[start]

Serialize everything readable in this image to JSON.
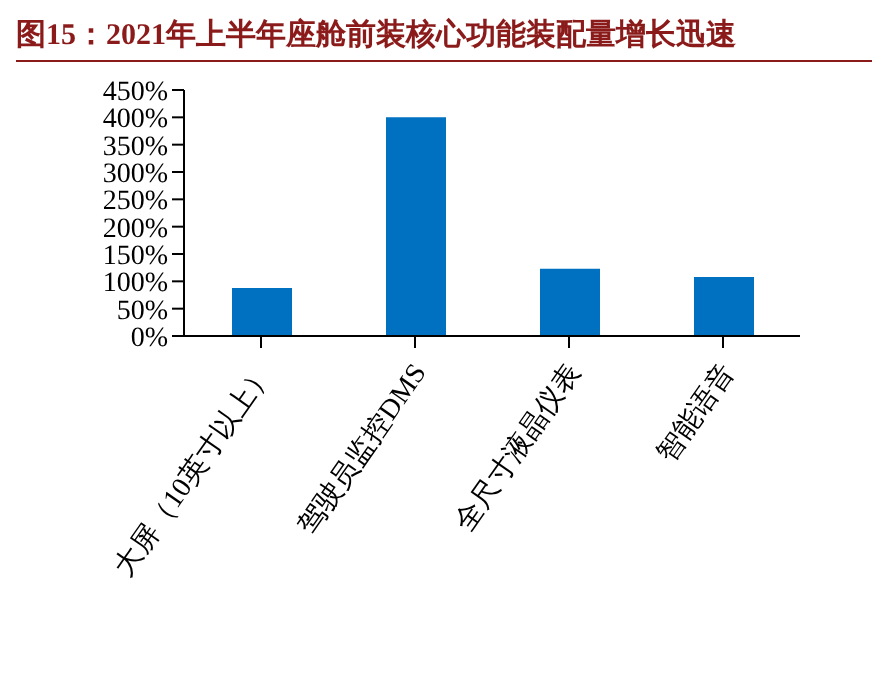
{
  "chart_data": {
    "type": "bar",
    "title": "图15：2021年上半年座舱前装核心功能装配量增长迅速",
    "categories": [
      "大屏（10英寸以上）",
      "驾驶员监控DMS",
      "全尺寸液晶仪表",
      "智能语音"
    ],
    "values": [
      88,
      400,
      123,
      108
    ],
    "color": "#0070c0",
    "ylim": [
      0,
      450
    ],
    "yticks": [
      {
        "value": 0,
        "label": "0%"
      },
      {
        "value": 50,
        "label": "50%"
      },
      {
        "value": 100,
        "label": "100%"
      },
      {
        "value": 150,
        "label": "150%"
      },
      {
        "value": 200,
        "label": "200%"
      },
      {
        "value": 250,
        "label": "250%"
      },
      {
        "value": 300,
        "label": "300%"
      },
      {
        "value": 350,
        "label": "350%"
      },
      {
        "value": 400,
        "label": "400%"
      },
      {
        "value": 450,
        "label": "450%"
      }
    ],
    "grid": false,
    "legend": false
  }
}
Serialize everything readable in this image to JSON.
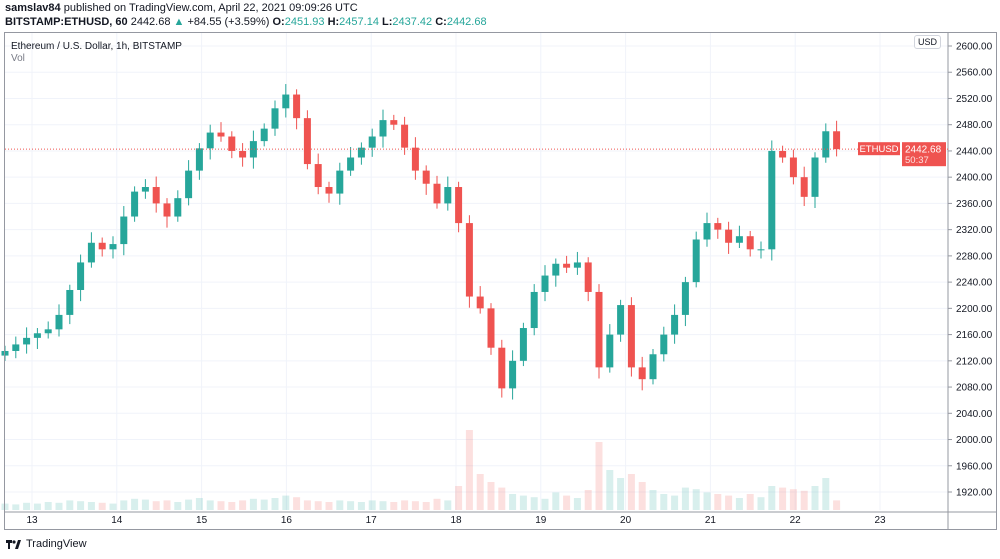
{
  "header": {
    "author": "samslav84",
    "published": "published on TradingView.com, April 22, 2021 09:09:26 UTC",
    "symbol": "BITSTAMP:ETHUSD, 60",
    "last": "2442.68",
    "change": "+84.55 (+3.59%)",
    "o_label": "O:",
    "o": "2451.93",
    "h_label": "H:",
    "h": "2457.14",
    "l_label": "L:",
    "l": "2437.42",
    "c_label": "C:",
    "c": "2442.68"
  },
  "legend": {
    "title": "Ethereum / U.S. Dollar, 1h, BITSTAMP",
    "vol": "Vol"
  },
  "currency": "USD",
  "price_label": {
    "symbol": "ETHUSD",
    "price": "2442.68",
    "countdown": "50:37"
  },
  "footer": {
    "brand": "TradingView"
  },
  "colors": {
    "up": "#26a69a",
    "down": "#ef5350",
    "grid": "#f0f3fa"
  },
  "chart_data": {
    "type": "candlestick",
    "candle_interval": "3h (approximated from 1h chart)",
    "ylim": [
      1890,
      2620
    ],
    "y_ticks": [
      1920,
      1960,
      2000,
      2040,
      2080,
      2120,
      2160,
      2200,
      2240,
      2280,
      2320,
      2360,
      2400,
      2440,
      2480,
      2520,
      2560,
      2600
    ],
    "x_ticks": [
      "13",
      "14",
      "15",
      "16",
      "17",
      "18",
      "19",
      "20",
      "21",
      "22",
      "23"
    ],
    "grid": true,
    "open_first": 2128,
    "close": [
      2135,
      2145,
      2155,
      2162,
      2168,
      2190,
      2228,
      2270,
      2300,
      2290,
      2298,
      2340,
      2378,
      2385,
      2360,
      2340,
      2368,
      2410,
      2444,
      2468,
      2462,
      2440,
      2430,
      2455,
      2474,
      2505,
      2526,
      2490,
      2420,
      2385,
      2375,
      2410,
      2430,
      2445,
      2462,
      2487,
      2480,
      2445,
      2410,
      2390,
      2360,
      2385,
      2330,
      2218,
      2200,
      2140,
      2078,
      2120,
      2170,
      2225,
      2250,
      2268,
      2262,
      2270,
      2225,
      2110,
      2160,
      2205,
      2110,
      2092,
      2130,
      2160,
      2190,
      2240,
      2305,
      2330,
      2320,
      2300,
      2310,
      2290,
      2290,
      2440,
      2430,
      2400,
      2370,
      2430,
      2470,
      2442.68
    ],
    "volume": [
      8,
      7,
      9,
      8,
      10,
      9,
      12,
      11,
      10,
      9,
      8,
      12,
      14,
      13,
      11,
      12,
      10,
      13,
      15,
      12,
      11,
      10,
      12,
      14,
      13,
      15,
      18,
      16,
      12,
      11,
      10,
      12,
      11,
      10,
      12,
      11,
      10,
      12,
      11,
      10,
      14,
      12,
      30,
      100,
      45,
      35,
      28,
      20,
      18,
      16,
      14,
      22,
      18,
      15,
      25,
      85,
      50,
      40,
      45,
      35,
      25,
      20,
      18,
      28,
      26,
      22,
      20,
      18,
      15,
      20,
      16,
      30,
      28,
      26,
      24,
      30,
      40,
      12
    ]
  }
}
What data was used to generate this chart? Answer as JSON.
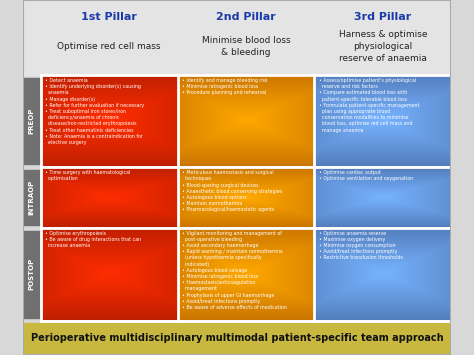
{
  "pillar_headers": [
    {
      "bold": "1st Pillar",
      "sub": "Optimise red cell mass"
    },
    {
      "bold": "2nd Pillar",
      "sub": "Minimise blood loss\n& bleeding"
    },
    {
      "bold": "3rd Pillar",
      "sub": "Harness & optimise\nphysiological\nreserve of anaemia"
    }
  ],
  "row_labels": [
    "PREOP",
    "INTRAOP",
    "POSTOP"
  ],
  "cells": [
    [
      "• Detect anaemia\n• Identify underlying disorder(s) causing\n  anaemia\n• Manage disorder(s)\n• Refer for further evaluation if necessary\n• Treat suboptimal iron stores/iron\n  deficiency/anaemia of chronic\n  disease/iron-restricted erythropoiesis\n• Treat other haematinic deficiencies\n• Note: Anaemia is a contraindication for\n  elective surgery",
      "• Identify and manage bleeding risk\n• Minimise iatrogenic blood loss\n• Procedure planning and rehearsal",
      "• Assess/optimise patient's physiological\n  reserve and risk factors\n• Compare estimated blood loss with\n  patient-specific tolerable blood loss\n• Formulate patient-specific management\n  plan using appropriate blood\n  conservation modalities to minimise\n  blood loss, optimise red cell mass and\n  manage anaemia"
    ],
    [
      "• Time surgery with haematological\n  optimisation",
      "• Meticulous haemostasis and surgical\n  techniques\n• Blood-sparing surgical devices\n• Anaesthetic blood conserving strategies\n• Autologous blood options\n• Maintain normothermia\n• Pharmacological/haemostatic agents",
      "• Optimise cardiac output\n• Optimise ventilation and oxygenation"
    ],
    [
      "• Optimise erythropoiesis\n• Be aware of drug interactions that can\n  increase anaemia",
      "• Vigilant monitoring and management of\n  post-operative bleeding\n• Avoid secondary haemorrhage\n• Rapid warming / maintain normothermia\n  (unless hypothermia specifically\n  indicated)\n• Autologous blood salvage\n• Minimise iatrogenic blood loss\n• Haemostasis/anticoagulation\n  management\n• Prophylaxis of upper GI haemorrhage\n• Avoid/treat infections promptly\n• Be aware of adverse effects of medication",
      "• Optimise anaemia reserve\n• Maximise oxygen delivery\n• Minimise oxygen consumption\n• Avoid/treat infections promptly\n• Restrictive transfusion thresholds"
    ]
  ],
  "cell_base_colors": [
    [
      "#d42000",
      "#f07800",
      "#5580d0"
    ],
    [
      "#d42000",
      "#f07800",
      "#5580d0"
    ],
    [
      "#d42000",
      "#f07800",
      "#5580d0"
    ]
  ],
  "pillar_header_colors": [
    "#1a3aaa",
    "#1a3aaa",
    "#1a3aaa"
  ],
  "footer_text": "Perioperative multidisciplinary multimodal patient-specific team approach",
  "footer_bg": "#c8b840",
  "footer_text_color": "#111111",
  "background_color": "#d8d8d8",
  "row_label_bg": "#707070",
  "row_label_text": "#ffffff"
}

[end]

→ Written request: Go through the material line by line. Show each line that contains the string "management".

→ The result:
      "• Assess/optimise patient's physiological\n  reserve and risk factors\n• Compare estimated blood loss with\n  patient-specific tolerable blood loss\n• Formulate patient-specific management\n  plan using appropriate blood\n  conservation modalities to minimise\n  blood loss, optimise red cell mass and\n  manage anaemia"
      "• Vigilant monitoring and management of\n  post-operative bleeding\n• Avoid secondary haemorrhage\n• Rapid warming / maintain normothermia\n  (unless hypothermia specifically\n  indicated)\n• Autologous blood salvage\n• Minimise iatrogenic blood loss\n• Haemostasis/anticoagulation\n  management\n• Prophylaxis of upper GI haemorrhage\n• Avoid/treat infections promptly\n• Be aware of adverse effects of medication",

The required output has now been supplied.